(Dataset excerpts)
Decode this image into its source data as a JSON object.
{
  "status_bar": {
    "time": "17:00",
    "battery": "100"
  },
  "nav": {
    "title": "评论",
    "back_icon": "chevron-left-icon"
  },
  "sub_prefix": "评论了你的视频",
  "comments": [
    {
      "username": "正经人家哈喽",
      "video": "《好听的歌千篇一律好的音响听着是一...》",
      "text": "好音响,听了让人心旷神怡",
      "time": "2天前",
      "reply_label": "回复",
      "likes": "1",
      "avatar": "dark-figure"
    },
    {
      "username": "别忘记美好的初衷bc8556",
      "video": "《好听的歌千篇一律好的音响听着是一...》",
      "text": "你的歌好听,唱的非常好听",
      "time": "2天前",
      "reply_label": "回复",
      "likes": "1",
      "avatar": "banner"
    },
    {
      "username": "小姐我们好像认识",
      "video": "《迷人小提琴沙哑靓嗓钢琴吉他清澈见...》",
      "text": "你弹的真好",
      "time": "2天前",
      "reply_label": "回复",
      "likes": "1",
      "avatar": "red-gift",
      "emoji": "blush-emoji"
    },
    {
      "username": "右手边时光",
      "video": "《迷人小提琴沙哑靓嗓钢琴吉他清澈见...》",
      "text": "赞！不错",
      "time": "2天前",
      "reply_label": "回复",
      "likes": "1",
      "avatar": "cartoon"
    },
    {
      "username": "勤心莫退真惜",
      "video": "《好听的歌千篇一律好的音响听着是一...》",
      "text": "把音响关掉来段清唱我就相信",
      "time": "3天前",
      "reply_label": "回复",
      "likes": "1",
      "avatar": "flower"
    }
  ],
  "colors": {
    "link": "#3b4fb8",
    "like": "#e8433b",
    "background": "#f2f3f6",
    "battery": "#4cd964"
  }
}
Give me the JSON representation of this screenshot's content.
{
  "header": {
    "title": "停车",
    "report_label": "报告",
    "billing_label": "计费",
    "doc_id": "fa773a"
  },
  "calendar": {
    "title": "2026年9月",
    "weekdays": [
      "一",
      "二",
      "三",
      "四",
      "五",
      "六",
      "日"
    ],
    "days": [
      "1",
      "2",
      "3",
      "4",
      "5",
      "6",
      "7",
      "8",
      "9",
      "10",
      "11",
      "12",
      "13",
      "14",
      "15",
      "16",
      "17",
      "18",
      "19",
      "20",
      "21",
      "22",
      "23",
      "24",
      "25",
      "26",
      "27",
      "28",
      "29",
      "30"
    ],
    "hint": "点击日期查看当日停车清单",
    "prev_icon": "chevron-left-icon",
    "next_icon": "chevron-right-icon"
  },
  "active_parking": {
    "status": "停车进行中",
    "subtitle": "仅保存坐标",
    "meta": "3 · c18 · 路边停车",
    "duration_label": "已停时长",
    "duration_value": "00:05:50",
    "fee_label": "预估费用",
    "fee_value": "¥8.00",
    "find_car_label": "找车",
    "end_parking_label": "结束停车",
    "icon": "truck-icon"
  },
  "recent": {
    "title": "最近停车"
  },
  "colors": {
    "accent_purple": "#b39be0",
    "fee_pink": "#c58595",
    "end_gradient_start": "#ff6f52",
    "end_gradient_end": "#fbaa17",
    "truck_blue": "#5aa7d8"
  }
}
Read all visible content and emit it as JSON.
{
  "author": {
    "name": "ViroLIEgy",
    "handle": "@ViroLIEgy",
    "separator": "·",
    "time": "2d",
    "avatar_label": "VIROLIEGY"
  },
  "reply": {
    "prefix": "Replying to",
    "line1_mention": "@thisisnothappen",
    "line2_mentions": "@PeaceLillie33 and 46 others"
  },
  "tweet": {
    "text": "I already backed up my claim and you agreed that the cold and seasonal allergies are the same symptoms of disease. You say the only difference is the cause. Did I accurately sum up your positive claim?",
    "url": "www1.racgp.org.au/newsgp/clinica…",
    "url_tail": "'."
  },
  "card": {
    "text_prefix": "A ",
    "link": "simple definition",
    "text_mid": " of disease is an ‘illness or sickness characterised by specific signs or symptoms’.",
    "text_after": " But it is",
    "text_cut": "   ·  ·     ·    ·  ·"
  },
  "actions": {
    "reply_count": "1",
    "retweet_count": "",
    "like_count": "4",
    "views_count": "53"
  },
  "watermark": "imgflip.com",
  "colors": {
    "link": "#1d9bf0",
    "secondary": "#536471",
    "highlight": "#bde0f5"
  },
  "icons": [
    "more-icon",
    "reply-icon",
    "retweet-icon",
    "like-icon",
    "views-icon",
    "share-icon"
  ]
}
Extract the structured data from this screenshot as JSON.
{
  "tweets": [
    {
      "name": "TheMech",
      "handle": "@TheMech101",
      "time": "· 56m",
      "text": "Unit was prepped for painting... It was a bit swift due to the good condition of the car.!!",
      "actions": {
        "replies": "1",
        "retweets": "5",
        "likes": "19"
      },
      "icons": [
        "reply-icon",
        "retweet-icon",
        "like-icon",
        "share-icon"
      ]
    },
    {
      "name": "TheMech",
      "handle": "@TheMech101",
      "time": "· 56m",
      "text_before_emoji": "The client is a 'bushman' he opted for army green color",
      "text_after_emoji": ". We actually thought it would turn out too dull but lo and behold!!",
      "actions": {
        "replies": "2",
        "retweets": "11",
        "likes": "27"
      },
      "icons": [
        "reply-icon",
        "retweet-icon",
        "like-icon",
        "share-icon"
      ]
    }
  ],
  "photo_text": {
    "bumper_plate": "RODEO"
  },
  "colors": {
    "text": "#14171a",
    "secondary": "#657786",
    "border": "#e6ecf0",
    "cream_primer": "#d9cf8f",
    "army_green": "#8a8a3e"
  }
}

== WHAT THE TASK REQUIRES ==
Where does the word "left" appear? Return each line that holds it.

== TASK RESPONSE ==
    "back_icon": "chevron-left-icon"
    "prev_icon": "chevron-left-icon",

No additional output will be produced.